> [PROBLEM DESCRIPTION]
Find the string "Lescazes" in the listing and report every line that has it.

> [ENTRIES SUPPLIED]
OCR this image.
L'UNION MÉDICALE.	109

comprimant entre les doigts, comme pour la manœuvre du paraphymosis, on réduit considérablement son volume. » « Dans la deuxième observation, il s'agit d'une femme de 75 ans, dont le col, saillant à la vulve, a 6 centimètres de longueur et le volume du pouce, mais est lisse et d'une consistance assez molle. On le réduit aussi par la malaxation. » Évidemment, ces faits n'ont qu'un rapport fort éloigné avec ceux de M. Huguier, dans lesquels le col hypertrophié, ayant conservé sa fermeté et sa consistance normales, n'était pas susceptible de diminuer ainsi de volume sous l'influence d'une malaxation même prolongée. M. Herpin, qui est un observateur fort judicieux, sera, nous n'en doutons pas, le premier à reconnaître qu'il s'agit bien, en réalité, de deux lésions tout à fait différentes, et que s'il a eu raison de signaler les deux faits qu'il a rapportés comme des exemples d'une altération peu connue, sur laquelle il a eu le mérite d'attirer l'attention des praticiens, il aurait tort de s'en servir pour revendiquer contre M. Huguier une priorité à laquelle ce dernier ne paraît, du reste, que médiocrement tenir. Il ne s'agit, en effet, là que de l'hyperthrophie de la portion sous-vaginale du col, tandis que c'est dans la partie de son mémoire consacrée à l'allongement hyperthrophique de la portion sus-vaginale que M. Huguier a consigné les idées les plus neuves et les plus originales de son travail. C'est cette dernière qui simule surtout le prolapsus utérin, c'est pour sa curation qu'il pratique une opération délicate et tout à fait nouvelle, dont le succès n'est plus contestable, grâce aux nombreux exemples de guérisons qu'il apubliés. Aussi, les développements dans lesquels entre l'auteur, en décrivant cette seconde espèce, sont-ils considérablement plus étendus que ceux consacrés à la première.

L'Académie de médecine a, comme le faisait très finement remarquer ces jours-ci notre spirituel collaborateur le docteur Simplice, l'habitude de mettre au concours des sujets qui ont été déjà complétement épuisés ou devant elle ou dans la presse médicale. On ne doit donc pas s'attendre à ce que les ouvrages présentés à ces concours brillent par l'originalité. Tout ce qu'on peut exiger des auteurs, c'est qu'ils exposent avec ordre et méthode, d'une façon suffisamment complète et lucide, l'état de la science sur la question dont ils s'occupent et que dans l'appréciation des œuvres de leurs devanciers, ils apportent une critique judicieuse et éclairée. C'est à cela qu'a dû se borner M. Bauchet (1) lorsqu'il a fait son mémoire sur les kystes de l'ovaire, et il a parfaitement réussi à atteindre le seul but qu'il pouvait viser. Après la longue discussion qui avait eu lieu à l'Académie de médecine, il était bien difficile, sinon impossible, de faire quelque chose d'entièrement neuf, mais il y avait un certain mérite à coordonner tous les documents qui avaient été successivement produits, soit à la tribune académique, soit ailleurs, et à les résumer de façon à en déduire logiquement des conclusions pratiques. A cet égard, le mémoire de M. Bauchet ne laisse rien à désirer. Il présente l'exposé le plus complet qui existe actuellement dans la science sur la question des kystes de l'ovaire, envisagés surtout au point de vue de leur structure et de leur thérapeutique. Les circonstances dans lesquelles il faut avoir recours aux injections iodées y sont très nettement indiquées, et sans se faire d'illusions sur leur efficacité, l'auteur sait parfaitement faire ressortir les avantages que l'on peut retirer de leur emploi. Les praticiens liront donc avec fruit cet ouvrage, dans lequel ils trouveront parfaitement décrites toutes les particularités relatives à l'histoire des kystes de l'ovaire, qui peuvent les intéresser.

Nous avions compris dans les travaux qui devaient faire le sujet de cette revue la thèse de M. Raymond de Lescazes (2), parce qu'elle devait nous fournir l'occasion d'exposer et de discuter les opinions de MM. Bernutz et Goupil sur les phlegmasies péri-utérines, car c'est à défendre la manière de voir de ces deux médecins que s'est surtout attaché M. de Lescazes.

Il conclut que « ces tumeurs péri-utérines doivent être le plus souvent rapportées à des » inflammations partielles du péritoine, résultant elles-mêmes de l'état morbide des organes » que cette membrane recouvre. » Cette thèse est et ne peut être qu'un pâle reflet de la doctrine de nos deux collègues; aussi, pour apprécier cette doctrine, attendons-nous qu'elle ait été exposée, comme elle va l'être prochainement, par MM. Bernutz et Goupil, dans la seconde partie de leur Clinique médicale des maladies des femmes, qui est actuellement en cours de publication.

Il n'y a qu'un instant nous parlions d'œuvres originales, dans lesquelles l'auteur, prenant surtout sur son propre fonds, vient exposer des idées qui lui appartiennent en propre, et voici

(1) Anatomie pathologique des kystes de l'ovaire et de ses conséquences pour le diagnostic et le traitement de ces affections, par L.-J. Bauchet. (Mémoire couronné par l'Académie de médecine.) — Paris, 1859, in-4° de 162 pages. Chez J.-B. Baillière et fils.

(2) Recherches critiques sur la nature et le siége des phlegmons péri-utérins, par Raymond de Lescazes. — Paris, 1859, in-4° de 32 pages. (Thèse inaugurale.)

> [TASK SOLUTION]
Nous avions compris dans les travaux qui devaient faire le sujet de cette revue la thèse de M. Raymond de Lescazes (2), parce qu'elle devait nous fournir l'occasion d'exposer et de discuter les opinions de MM. Bernutz et Goupil sur les phlegmasies péri-utérines, car c'est à défendre la manière de voir de ces deux médecins que s'est surtout attaché M. de Lescazes.
(2) Recherches critiques sur la nature et le siége des phlegmons péri-utérins, par Raymond de Lescazes. — Paris, 1859, in-4° de 32 pages. (Thèse inaugurale.)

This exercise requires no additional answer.